**Goal of the exercise**. Copy every line of the data in which the word "undefined" occurs.

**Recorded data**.
------------------------------------
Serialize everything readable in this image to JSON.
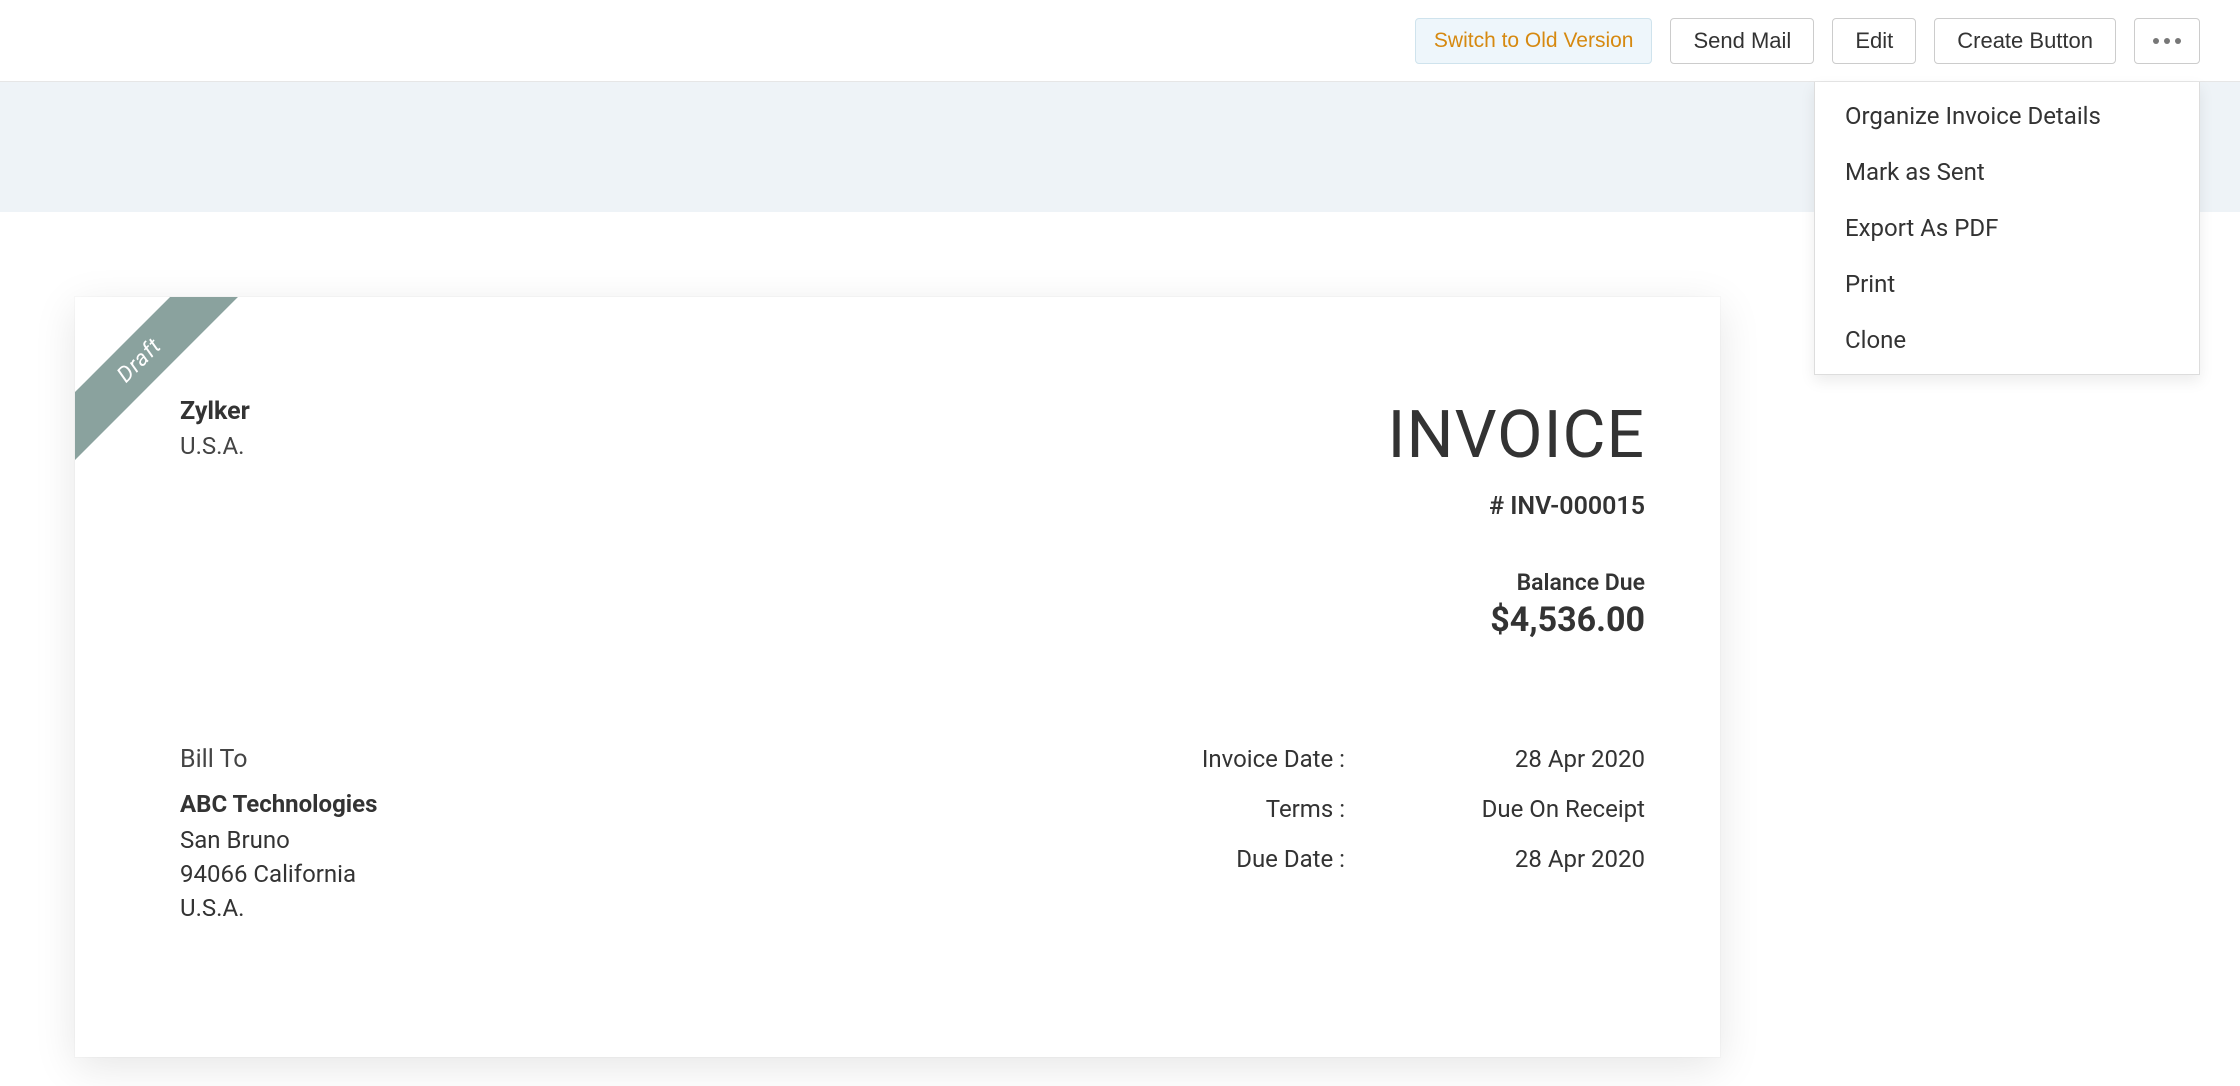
{
  "toolbar": {
    "switch_old": "Switch to Old Version",
    "send_mail": "Send Mail",
    "edit": "Edit",
    "create_button": "Create Button"
  },
  "more_menu": {
    "organize": "Organize Invoice Details",
    "mark_sent": "Mark as Sent",
    "export_pdf": "Export As PDF",
    "print": "Print",
    "clone": "Clone"
  },
  "ribbon": {
    "label": "Draft"
  },
  "company": {
    "name": "Zylker",
    "country": "U.S.A."
  },
  "document": {
    "title": "INVOICE",
    "number": "# INV-000015",
    "balance_label": "Balance Due",
    "balance_amount": "$4,536.00"
  },
  "billto": {
    "heading": "Bill To",
    "name": "ABC Technologies",
    "city": "San Bruno",
    "region": "94066 California",
    "country": "U.S.A."
  },
  "meta": {
    "invoice_date_label": "Invoice Date :",
    "invoice_date_value": "28 Apr 2020",
    "terms_label": "Terms :",
    "terms_value": "Due On Receipt",
    "due_date_label": "Due Date :",
    "due_date_value": "28 Apr 2020"
  }
}
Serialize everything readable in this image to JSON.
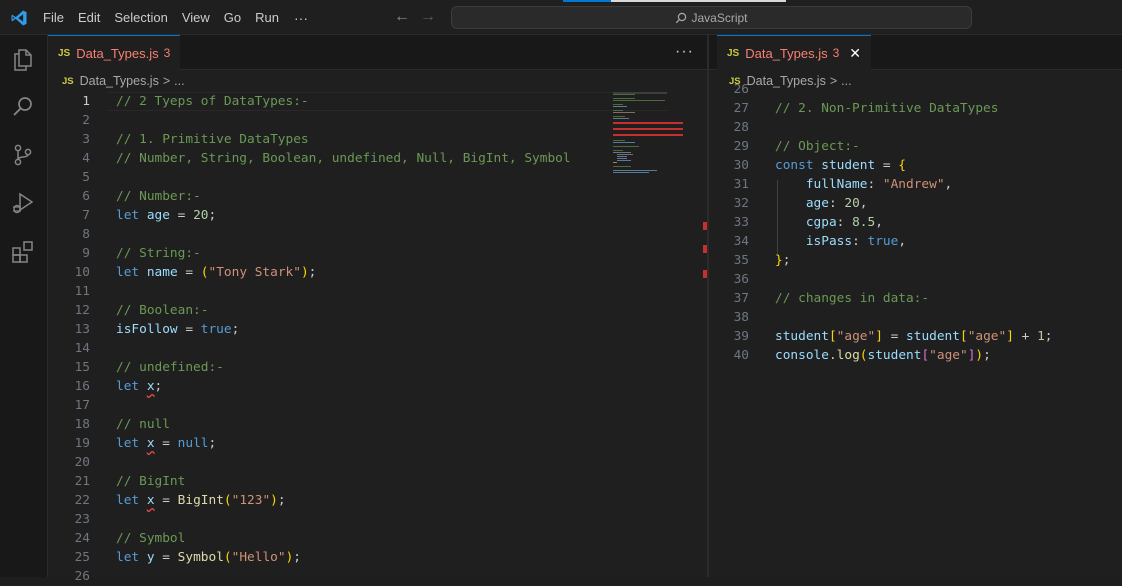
{
  "titlebar": {
    "menu": [
      "File",
      "Edit",
      "Selection",
      "View",
      "Go",
      "Run"
    ],
    "more": "···",
    "search": "JavaScript"
  },
  "colors": {
    "accent": "#0078d4",
    "error": "#f88070",
    "js_badge": "#cbcb41"
  },
  "activity_icons": [
    "explorer-icon",
    "search-icon",
    "source-control-icon",
    "run-debug-icon",
    "extensions-icon"
  ],
  "editor_left": {
    "tab": {
      "badge": "JS",
      "label": "Data_Types.js",
      "problems": "3"
    },
    "more": "···",
    "breadcrumb": {
      "badge": "JS",
      "file": "Data_Types.js",
      "sep": ">",
      "rest": "..."
    },
    "lines": [
      {
        "n": "1",
        "tokens": [
          [
            "c",
            "// 2 Tyeps of DataTypes:-"
          ]
        ]
      },
      {
        "n": "2",
        "tokens": []
      },
      {
        "n": "3",
        "tokens": [
          [
            "c",
            "// 1. Primitive DataTypes"
          ]
        ]
      },
      {
        "n": "4",
        "tokens": [
          [
            "c",
            "// Number, String, Boolean, undefined, Null, BigInt, Symbol"
          ]
        ]
      },
      {
        "n": "5",
        "tokens": []
      },
      {
        "n": "6",
        "tokens": [
          [
            "c",
            "// Number:-"
          ]
        ]
      },
      {
        "n": "7",
        "tokens": [
          [
            "k",
            "let "
          ],
          [
            "v",
            "age"
          ],
          [
            "p",
            " = "
          ],
          [
            "n",
            "20"
          ],
          [
            "p",
            ";"
          ]
        ]
      },
      {
        "n": "8",
        "tokens": []
      },
      {
        "n": "9",
        "tokens": [
          [
            "c",
            "// String:-"
          ]
        ]
      },
      {
        "n": "10",
        "tokens": [
          [
            "k",
            "let "
          ],
          [
            "v",
            "name"
          ],
          [
            "p",
            " = "
          ],
          [
            "br",
            "("
          ],
          [
            "s",
            "\"Tony Stark\""
          ],
          [
            "br",
            ")"
          ],
          [
            "p",
            ";"
          ]
        ]
      },
      {
        "n": "11",
        "tokens": []
      },
      {
        "n": "12",
        "tokens": [
          [
            "c",
            "// Boolean:-"
          ]
        ]
      },
      {
        "n": "13",
        "tokens": [
          [
            "v",
            "isFollow"
          ],
          [
            "p",
            " = "
          ],
          [
            "k",
            "true"
          ],
          [
            "p",
            ";"
          ]
        ]
      },
      {
        "n": "14",
        "tokens": []
      },
      {
        "n": "15",
        "tokens": [
          [
            "c",
            "// undefined:-"
          ]
        ]
      },
      {
        "n": "16",
        "tokens": [
          [
            "k",
            "let "
          ],
          [
            "v squig",
            "x"
          ],
          [
            "p",
            ";"
          ]
        ]
      },
      {
        "n": "17",
        "tokens": []
      },
      {
        "n": "18",
        "tokens": [
          [
            "c",
            "// null"
          ]
        ]
      },
      {
        "n": "19",
        "tokens": [
          [
            "k",
            "let "
          ],
          [
            "v squig",
            "x"
          ],
          [
            "p",
            " = "
          ],
          [
            "k",
            "null"
          ],
          [
            "p",
            ";"
          ]
        ]
      },
      {
        "n": "20",
        "tokens": []
      },
      {
        "n": "21",
        "tokens": [
          [
            "c",
            "// BigInt"
          ]
        ]
      },
      {
        "n": "22",
        "tokens": [
          [
            "k",
            "let "
          ],
          [
            "v squig",
            "x"
          ],
          [
            "p",
            " = "
          ],
          [
            "f",
            "BigInt"
          ],
          [
            "br",
            "("
          ],
          [
            "s",
            "\"123\""
          ],
          [
            "br",
            ")"
          ],
          [
            "p",
            ";"
          ]
        ]
      },
      {
        "n": "23",
        "tokens": []
      },
      {
        "n": "24",
        "tokens": [
          [
            "c",
            "// Symbol"
          ]
        ]
      },
      {
        "n": "25",
        "tokens": [
          [
            "k",
            "let "
          ],
          [
            "v",
            "y"
          ],
          [
            "p",
            " = "
          ],
          [
            "f",
            "Symbol"
          ],
          [
            "br",
            "("
          ],
          [
            "s",
            "\"Hello\""
          ],
          [
            "br",
            ")"
          ],
          [
            "p",
            ";"
          ]
        ]
      },
      {
        "n": "26",
        "tokens": []
      }
    ]
  },
  "editor_right": {
    "tab": {
      "badge": "JS",
      "label": "Data_Types.js",
      "problems": "3",
      "close": "✕"
    },
    "breadcrumb": {
      "badge": "JS",
      "file": "Data_Types.js",
      "sep": ">",
      "rest": "..."
    },
    "lines": [
      {
        "n": "26",
        "tokens": []
      },
      {
        "n": "27",
        "tokens": [
          [
            "c",
            "// 2. Non-Primitive DataTypes"
          ]
        ]
      },
      {
        "n": "28",
        "tokens": []
      },
      {
        "n": "29",
        "tokens": [
          [
            "c",
            "// Object:-"
          ]
        ]
      },
      {
        "n": "30",
        "tokens": [
          [
            "k",
            "const "
          ],
          [
            "v",
            "student"
          ],
          [
            "p",
            " = "
          ],
          [
            "br",
            "{"
          ]
        ]
      },
      {
        "n": "31",
        "tokens": [
          [
            "p",
            "    "
          ],
          [
            "v",
            "fullName"
          ],
          [
            "p",
            ": "
          ],
          [
            "s",
            "\"Andrew\""
          ],
          [
            "p",
            ","
          ]
        ]
      },
      {
        "n": "32",
        "tokens": [
          [
            "p",
            "    "
          ],
          [
            "v",
            "age"
          ],
          [
            "p",
            ": "
          ],
          [
            "n",
            "20"
          ],
          [
            "p",
            ","
          ]
        ]
      },
      {
        "n": "33",
        "tokens": [
          [
            "p",
            "    "
          ],
          [
            "v",
            "cgpa"
          ],
          [
            "p",
            ": "
          ],
          [
            "n",
            "8.5"
          ],
          [
            "p",
            ","
          ]
        ]
      },
      {
        "n": "34",
        "tokens": [
          [
            "p",
            "    "
          ],
          [
            "v",
            "isPass"
          ],
          [
            "p",
            ": "
          ],
          [
            "k",
            "true"
          ],
          [
            "p",
            ","
          ]
        ]
      },
      {
        "n": "35",
        "tokens": [
          [
            "br",
            "}"
          ],
          [
            "p",
            ";"
          ]
        ]
      },
      {
        "n": "36",
        "tokens": []
      },
      {
        "n": "37",
        "tokens": [
          [
            "c",
            "// changes in data:-"
          ]
        ]
      },
      {
        "n": "38",
        "tokens": []
      },
      {
        "n": "39",
        "tokens": [
          [
            "v",
            "student"
          ],
          [
            "br",
            "["
          ],
          [
            "s",
            "\"age\""
          ],
          [
            "br",
            "]"
          ],
          [
            "p",
            " = "
          ],
          [
            "v",
            "student"
          ],
          [
            "br",
            "["
          ],
          [
            "s",
            "\"age\""
          ],
          [
            "br",
            "]"
          ],
          [
            "p",
            " + "
          ],
          [
            "n",
            "1"
          ],
          [
            "p",
            ";"
          ]
        ]
      },
      {
        "n": "40",
        "tokens": [
          [
            "v",
            "console"
          ],
          [
            "p",
            "."
          ],
          [
            "f",
            "log"
          ],
          [
            "br",
            "("
          ],
          [
            "v",
            "student"
          ],
          [
            "br2",
            "["
          ],
          [
            "s",
            "\"age\""
          ],
          [
            "br2",
            "]"
          ],
          [
            "br",
            ")"
          ],
          [
            "p",
            ";"
          ]
        ]
      }
    ]
  }
}
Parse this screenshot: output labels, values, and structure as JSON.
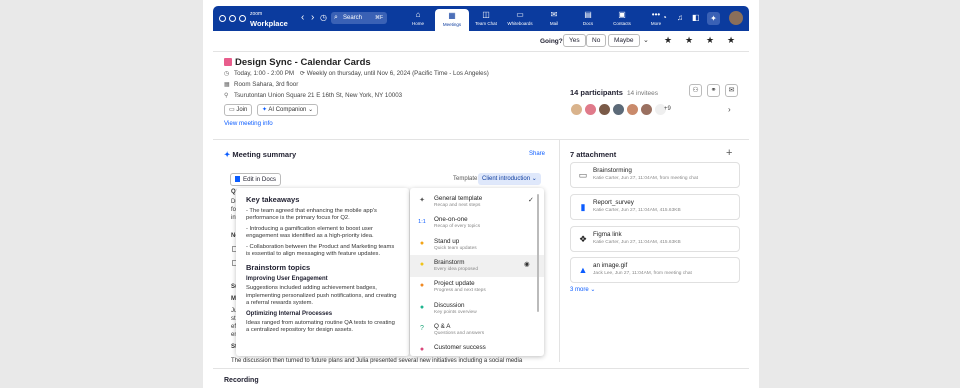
------------------------------------
**Answer to the task**.
            "// Number, String, Boolean, undefined, Null, BigInt, Symbol"
            "// undefined:-"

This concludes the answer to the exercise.